What to do - Render every entry exactly as it appears.

Provided data -
********
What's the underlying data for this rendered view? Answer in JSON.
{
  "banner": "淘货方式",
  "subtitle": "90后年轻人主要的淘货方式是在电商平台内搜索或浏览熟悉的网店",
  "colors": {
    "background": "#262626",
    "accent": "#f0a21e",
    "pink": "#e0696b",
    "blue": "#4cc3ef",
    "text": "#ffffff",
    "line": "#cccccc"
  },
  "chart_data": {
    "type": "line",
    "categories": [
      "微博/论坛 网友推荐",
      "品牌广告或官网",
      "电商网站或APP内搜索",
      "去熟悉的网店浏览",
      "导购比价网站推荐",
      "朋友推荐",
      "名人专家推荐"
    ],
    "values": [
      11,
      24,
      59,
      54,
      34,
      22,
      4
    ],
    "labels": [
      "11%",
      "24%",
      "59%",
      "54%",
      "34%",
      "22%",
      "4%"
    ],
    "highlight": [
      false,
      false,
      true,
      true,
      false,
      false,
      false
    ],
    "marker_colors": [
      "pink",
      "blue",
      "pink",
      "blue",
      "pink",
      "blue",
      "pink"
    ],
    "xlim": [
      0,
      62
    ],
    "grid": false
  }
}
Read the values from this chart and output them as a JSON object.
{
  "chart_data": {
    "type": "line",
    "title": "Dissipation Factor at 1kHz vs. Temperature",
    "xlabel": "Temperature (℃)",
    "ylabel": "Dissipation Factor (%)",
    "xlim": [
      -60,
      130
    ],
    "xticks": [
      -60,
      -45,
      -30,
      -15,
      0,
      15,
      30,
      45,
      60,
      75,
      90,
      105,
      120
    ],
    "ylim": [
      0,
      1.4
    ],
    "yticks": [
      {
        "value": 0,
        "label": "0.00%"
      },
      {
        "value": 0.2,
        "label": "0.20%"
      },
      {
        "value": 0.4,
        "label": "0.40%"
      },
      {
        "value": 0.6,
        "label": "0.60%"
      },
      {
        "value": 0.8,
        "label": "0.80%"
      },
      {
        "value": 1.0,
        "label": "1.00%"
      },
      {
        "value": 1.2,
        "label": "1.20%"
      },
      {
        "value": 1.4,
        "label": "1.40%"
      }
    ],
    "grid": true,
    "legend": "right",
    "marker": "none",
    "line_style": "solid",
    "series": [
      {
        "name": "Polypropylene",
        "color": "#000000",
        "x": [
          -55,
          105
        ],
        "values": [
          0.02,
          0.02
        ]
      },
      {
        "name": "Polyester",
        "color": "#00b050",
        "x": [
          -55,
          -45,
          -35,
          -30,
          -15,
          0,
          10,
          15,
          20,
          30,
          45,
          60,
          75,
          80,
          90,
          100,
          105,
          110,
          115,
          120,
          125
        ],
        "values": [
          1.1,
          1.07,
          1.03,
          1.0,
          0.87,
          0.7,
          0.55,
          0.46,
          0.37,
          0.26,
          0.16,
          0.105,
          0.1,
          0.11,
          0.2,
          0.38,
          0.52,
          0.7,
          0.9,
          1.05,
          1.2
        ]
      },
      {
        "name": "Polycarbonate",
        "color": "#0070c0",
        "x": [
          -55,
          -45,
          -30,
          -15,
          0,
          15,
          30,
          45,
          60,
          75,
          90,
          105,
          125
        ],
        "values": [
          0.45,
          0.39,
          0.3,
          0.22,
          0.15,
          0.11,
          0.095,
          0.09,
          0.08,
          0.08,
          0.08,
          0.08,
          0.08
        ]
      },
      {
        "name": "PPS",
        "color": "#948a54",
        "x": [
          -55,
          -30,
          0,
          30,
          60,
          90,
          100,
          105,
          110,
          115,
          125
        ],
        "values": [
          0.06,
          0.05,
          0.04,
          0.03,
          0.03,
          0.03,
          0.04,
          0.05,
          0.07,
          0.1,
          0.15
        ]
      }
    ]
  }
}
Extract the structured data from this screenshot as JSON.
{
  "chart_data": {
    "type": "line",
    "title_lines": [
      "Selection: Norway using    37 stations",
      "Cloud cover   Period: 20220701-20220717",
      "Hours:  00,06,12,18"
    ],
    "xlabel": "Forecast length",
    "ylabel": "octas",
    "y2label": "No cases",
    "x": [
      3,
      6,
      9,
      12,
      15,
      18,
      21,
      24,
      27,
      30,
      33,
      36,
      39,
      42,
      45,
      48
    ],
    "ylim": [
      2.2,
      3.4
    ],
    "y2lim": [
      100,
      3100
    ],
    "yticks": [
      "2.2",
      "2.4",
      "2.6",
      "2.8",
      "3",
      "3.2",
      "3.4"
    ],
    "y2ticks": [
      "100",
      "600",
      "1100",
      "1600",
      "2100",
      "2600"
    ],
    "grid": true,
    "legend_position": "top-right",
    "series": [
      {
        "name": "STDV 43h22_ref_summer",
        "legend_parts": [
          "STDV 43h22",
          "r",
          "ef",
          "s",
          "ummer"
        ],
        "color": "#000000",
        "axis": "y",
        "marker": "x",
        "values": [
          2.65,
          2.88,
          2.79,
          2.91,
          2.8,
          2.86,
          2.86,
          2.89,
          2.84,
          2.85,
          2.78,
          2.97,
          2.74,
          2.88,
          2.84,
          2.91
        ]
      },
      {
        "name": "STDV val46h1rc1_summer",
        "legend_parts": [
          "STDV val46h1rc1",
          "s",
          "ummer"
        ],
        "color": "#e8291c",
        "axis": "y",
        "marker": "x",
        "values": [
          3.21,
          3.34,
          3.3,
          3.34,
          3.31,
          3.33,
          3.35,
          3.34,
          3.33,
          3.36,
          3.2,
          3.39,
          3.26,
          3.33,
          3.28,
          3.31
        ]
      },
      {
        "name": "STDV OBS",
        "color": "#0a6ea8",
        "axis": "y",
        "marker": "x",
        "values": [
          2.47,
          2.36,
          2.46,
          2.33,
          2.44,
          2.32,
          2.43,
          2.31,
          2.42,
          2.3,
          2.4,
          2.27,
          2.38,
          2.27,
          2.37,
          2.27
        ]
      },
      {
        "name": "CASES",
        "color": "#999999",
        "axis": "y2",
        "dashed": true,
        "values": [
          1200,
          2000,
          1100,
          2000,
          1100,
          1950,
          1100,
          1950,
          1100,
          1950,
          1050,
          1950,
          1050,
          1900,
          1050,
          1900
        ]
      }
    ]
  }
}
********
Written solution -
What's the underlying data for this rendered view? Answer in JSON.
{
  "banner": "淘货方式",
  "subtitle": "90后年轻人主要的淘货方式是在电商平台内搜索或浏览熟悉的网店",
  "colors": {
    "background": "#262626",
    "accent": "#f0a21e",
    "pink": "#e0696b",
    "blue": "#4cc3ef",
    "text": "#ffffff",
    "line": "#cccccc"
  },
  "chart_data": {
    "type": "line",
    "categories": [
      "微博/论坛 网友推荐",
      "品牌广告或官网",
      "电商网站或APP内搜索",
      "去熟悉的网店浏览",
      "导购比价网站推荐",
      "朋友推荐",
      "名人专家推荐"
    ],
    "values": [
      11,
      24,
      59,
      54,
      34,
      22,
      4
    ],
    "labels": [
      "11%",
      "24%",
      "59%",
      "54%",
      "34%",
      "22%",
      "4%"
    ],
    "highlight": [
      false,
      false,
      true,
      true,
      false,
      false,
      false
    ],
    "marker_colors": [
      "pink",
      "blue",
      "pink",
      "blue",
      "pink",
      "blue",
      "pink"
    ],
    "xlim": [
      0,
      62
    ],
    "grid": false
  }
}
Read the values from this chart and output them as a JSON object.
{
  "chart_data": {
    "type": "line",
    "title": "Dissipation Factor at 1kHz vs. Temperature",
    "xlabel": "Temperature (℃)",
    "ylabel": "Dissipation Factor (%)",
    "xlim": [
      -60,
      130
    ],
    "xticks": [
      -60,
      -45,
      -30,
      -15,
      0,
      15,
      30,
      45,
      60,
      75,
      90,
      105,
      120
    ],
    "ylim": [
      0,
      1.4
    ],
    "yticks": [
      {
        "value": 0,
        "label": "0.00%"
      },
      {
        "value": 0.2,
        "label": "0.20%"
      },
      {
        "value": 0.4,
        "label": "0.40%"
      },
      {
        "value": 0.6,
        "label": "0.60%"
      },
      {
        "value": 0.8,
        "label": "0.80%"
      },
      {
        "value": 1.0,
        "label": "1.00%"
      },
      {
        "value": 1.2,
        "label": "1.20%"
      },
      {
        "value": 1.4,
        "label": "1.40%"
      }
    ],
    "grid": true,
    "legend": "right",
    "marker": "none",
    "line_style": "solid",
    "series": [
      {
        "name": "Polypropylene",
        "color": "#000000",
        "x": [
          -55,
          105
        ],
        "values": [
          0.02,
          0.02
        ]
      },
      {
        "name": "Polyester",
        "color": "#00b050",
        "x": [
          -55,
          -45,
          -35,
          -30,
          -15,
          0,
          10,
          15,
          20,
          30,
          45,
          60,
          75,
          80,
          90,
          100,
          105,
          110,
          115,
          120,
          125
        ],
        "values": [
          1.1,
          1.07,
          1.03,
          1.0,
          0.87,
          0.7,
          0.55,
          0.46,
          0.37,
          0.26,
          0.16,
          0.105,
          0.1,
          0.11,
          0.2,
          0.38,
          0.52,
          0.7,
          0.9,
          1.05,
          1.2
        ]
      },
      {
        "name": "Polycarbonate",
        "color": "#0070c0",
        "x": [
          -55,
          -45,
          -30,
          -15,
          0,
          15,
          30,
          45,
          60,
          75,
          90,
          105,
          125
        ],
        "values": [
          0.45,
          0.39,
          0.3,
          0.22,
          0.15,
          0.11,
          0.095,
          0.09,
          0.08,
          0.08,
          0.08,
          0.08,
          0.08
        ]
      },
      {
        "name": "PPS",
        "color": "#948a54",
        "x": [
          -55,
          -30,
          0,
          30,
          60,
          90,
          100,
          105,
          110,
          115,
          125
        ],
        "values": [
          0.06,
          0.05,
          0.04,
          0.03,
          0.03,
          0.03,
          0.04,
          0.05,
          0.07,
          0.1,
          0.15
        ]
      }
    ]
  }
}
Extract the structured data from this screenshot as JSON.
{
  "chart_data": {
    "type": "line",
    "title_lines": [
      "Selection: Norway using    37 stations",
      "Cloud cover   Period: 20220701-20220717",
      "Hours:  00,06,12,18"
    ],
    "xlabel": "Forecast length",
    "ylabel": "octas",
    "y2label": "No cases",
    "x": [
      3,
      6,
      9,
      12,
      15,
      18,
      21,
      24,
      27,
      30,
      33,
      36,
      39,
      42,
      45,
      48
    ],
    "ylim": [
      2.2,
      3.4
    ],
    "y2lim": [
      100,
      3100
    ],
    "yticks": [
      "2.2",
      "2.4",
      "2.6",
      "2.8",
      "3",
      "3.2",
      "3.4"
    ],
    "y2ticks": [
      "100",
      "600",
      "1100",
      "1600",
      "2100",
      "2600"
    ],
    "grid": true,
    "legend_position": "top-right",
    "series": [
      {
        "name": "STDV 43h22_ref_summer",
        "legend_parts": [
          "STDV 43h22",
          "r",
          "ef",
          "s",
          "ummer"
        ],
        "color": "#000000",
        "axis": "y",
        "marker": "x",
        "values": [
          2.65,
          2.88,
          2.79,
          2.91,
          2.8,
          2.86,
          2.86,
          2.89,
          2.84,
          2.85,
          2.78,
          2.97,
          2.74,
          2.88,
          2.84,
          2.91
        ]
      },
      {
        "name": "STDV val46h1rc1_summer",
        "legend_parts": [
          "STDV val46h1rc1",
          "s",
          "ummer"
        ],
        "color": "#e8291c",
        "axis": "y",
        "marker": "x",
        "values": [
          3.21,
          3.34,
          3.3,
          3.34,
          3.31,
          3.33,
          3.35,
          3.34,
          3.33,
          3.36,
          3.2,
          3.39,
          3.26,
          3.33,
          3.28,
          3.31
        ]
      },
      {
        "name": "STDV OBS",
        "color": "#0a6ea8",
        "axis": "y",
        "marker": "x",
        "values": [
          2.47,
          2.36,
          2.46,
          2.33,
          2.44,
          2.32,
          2.43,
          2.31,
          2.42,
          2.3,
          2.4,
          2.27,
          2.38,
          2.27,
          2.37,
          2.27
        ]
      },
      {
        "name": "CASES",
        "color": "#999999",
        "axis": "y2",
        "dashed": true,
        "values": [
          1200,
          2000,
          1100,
          2000,
          1100,
          1950,
          1100,
          1950,
          1100,
          1950,
          1050,
          1950,
          1050,
          1900,
          1050,
          1900
        ]
      }
    ]
  }
}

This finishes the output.